Record set.
--
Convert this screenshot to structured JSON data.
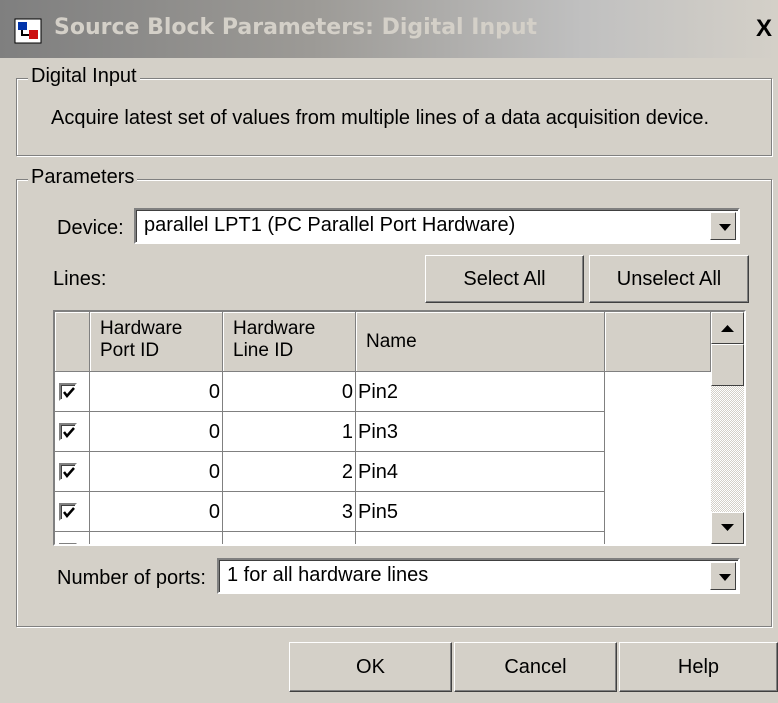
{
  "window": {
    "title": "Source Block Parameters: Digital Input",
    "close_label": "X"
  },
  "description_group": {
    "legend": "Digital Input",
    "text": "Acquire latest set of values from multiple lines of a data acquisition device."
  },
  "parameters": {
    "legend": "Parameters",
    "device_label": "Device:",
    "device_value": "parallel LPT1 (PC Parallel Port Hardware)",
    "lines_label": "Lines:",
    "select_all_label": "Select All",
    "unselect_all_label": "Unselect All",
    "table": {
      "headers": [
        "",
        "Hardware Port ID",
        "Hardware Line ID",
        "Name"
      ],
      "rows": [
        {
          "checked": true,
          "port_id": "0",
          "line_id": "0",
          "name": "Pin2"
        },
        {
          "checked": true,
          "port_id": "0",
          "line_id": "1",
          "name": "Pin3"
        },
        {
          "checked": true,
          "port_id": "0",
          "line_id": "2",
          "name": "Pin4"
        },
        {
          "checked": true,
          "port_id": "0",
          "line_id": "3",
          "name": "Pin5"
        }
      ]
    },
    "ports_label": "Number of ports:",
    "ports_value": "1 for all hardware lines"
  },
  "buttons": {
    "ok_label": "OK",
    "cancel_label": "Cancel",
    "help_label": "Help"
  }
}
--
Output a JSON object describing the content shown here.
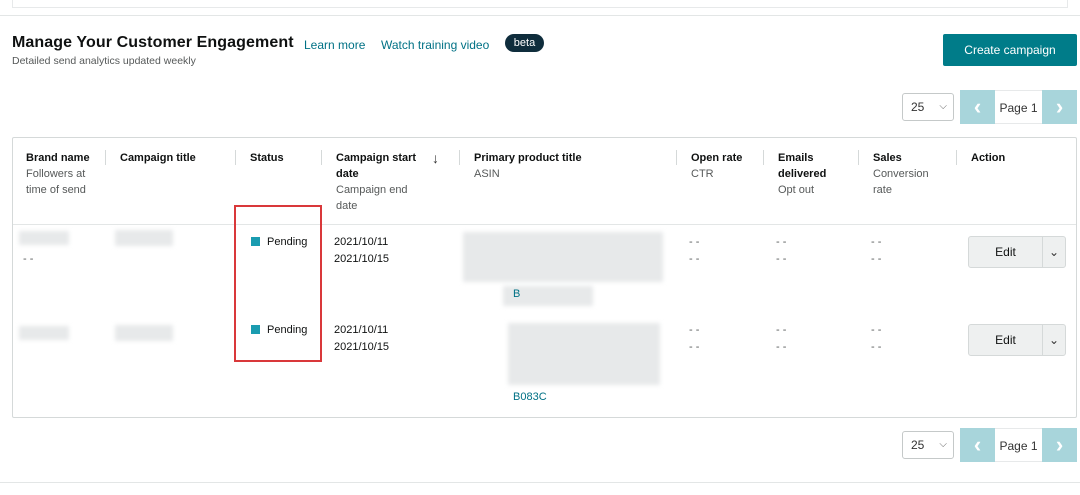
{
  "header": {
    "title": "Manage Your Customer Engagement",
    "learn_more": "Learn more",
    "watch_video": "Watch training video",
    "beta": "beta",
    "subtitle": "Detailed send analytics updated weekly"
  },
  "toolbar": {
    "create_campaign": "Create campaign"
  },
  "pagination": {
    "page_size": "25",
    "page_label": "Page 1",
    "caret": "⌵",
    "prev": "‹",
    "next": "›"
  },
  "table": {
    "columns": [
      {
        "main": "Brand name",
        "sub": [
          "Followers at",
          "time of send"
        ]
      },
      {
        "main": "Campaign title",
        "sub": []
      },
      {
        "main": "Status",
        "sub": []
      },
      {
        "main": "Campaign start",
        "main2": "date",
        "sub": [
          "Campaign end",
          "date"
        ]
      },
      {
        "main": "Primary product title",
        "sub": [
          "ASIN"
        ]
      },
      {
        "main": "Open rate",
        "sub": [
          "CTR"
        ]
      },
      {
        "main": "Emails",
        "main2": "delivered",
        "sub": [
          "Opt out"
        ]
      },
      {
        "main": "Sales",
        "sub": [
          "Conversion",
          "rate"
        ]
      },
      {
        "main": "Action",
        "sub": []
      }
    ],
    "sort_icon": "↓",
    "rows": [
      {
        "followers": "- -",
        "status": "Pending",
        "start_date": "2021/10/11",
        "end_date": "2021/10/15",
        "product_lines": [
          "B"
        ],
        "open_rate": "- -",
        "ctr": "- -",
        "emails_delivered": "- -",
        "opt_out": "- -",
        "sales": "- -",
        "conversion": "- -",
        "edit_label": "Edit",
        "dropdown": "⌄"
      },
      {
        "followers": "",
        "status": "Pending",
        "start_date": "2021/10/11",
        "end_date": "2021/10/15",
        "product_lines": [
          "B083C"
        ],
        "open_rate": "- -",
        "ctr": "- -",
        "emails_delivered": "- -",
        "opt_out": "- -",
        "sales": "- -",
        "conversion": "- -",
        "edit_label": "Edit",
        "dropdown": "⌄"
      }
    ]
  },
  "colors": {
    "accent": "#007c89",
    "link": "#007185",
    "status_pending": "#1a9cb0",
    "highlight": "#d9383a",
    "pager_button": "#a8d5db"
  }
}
--
The task.
Extract each line from the entries above that contains the string "JSON".

Reply to the task.
Convert this screenshot to structured JSON data.
Output a JSON object describing the content shown here.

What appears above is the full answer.